**Short problem**
Can you retype every record below exactly as written?

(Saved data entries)
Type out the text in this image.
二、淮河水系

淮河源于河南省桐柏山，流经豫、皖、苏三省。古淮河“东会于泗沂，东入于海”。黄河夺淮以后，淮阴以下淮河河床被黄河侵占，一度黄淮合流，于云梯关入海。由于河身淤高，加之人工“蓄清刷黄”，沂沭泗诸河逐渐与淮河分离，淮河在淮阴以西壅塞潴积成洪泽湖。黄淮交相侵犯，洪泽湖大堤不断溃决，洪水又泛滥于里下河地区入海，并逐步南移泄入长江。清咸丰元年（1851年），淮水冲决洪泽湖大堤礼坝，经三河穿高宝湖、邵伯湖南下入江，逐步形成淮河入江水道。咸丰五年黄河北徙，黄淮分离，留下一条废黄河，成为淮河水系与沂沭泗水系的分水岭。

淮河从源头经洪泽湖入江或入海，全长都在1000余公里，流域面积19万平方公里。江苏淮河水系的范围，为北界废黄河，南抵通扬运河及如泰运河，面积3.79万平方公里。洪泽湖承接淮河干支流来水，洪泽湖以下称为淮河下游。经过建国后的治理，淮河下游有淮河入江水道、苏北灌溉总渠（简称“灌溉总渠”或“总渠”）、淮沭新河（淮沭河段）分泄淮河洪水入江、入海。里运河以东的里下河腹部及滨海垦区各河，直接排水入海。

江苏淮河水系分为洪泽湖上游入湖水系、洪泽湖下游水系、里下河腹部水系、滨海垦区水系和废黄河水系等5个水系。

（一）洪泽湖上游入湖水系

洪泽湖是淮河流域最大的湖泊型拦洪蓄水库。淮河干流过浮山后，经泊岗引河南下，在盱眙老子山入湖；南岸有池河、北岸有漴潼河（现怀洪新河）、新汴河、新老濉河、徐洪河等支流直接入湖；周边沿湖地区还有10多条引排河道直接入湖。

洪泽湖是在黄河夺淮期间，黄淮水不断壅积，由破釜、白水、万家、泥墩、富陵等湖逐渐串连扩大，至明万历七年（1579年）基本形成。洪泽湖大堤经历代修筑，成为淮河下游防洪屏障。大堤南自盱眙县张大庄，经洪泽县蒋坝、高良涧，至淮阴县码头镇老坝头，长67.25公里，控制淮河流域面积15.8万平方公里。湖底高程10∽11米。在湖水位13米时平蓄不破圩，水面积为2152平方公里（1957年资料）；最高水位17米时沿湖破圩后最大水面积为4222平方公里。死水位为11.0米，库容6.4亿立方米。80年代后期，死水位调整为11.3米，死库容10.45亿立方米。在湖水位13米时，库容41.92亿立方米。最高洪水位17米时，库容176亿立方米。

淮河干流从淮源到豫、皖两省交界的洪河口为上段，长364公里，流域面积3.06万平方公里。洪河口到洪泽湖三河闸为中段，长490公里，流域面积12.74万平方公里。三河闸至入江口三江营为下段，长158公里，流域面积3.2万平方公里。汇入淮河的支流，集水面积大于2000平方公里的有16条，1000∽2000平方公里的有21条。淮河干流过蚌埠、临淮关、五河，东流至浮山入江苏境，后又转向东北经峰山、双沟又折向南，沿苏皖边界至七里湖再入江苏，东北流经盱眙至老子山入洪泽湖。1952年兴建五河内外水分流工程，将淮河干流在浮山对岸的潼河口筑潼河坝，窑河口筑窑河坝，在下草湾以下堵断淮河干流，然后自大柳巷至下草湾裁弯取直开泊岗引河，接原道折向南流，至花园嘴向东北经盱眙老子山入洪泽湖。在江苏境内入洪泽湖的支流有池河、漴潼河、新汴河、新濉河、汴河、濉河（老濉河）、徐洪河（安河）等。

**Result**
Type out the text in this image.
二、淮河水系

淮河源于河南省桐柏山，流经豫、皖、苏三省。古淮河“东会于泗沂，东入于海”。黄河夺淮以后，淮阴以下淮河河床被黄河侵占，一度黄淮合流，于云梯关入海。由于河身淤高，加之人工“蓄清刷黄”，沂沭泗诸河逐渐与淮河分离，淮河在淮阴以西壅塞潴积成洪泽湖。黄淮交相侵犯，洪泽湖大堤不断溃决，洪水又泛滥于里下河地区入海，并逐步南移泄入长江。清咸丰元年（1851年），淮水冲决洪泽湖大堤礼坝，经三河穿高宝湖、邵伯湖南下入江，逐步形成淮河入江水道。咸丰五年黄河北徙，黄淮分离，留下一条废黄河，成为淮河水系与沂沭泗水系的分水岭。

淮河从源头经洪泽湖入江或入海，全长都在1000余公里，流域面积19万平方公里。江苏淮河水系的范围，为北界废黄河，南抵通扬运河及如泰运河，面积3.79万平方公里。洪泽湖承接淮河干支流来水，洪泽湖以下称为淮河下游。经过建国后的治理，淮河下游有淮河入江水道、苏北灌溉总渠（简称“灌溉总渠”或“总渠”）、淮沭新河（淮沭河段）分泄淮河洪水入江、入海。里运河以东的里下河腹部及滨海垦区各河，直接排水入海。

江苏淮河水系分为洪泽湖上游入湖水系、洪泽湖下游水系、里下河腹部水系、滨海垦区水系和废黄河水系等5个水系。

（一）洪泽湖上游入湖水系

洪泽湖是淮河流域最大的湖泊型拦洪蓄水库。淮河干流过浮山后，经泊岗引河南下，在盱眙老子山入湖；南岸有池河、北岸有漴潼河（现怀洪新河）、新汴河、新老濉河、徐洪河等支流直接入湖；周边沿湖地区还有10多条引排河道直接入湖。

洪泽湖是在黄河夺淮期间，黄淮水不断壅积，由破釜、白水、万家、泥墩、富陵等湖逐渐串连扩大，至明万历七年（1579年）基本形成。洪泽湖大堤经历代修筑，成为淮河下游防洪屏障。大堤南自盱眙县张大庄，经洪泽县蒋坝、高良涧，至淮阴县码头镇老坝头，长67.25公里，控制淮河流域面积15.8万平方公里。湖底高程10∽11米。在湖水位13米时平蓄不破圩，水面积为2152平方公里（1957年资料）；最高水位17米时沿湖破圩后最大水面积为4222平方公里。死水位为11.0米，库容6.4亿立方米。80年代后期，死水位调整为11.3米，死库容10.45亿立方米。在湖水位13米时，库容41.92亿立方米。最高洪水位17米时，库容176亿立方米。

淮河干流从淮源到豫、皖两省交界的洪河口为上段，长364公里，流域面积3.06万平方公里。洪河口到洪泽湖三河闸为中段，长490公里，流域面积12.74万平方公里。三河闸至入江口三江营为下段，长158公里，流域面积3.2万平方公里。汇入淮河的支流，集水面积大于2000平方公里的有16条，1000∽2000平方公里的有21条。淮河干流过蚌埠、临淮关、五河，东流至浮山入江苏境，后又转向东北经峰山、双沟又折向南，沿苏皖边界至七里湖再入江苏，东北流经盱眙至老子山入洪泽湖。1952年兴建五河内外水分流工程，将淮河干流在浮山对岸的潼河口筑潼河坝，窑河口筑窑河坝，在下草湾以下堵断淮河干流，然后自大柳巷至下草湾裁弯取直开泊岗引河，接原道折向南流，至花园嘴向东北经盱眙老子山入洪泽湖。在江苏境内入洪泽湖的支流有池河、漴潼河、新汴河、新濉河、汴河、濉河（老濉河）、徐洪河（安河）等。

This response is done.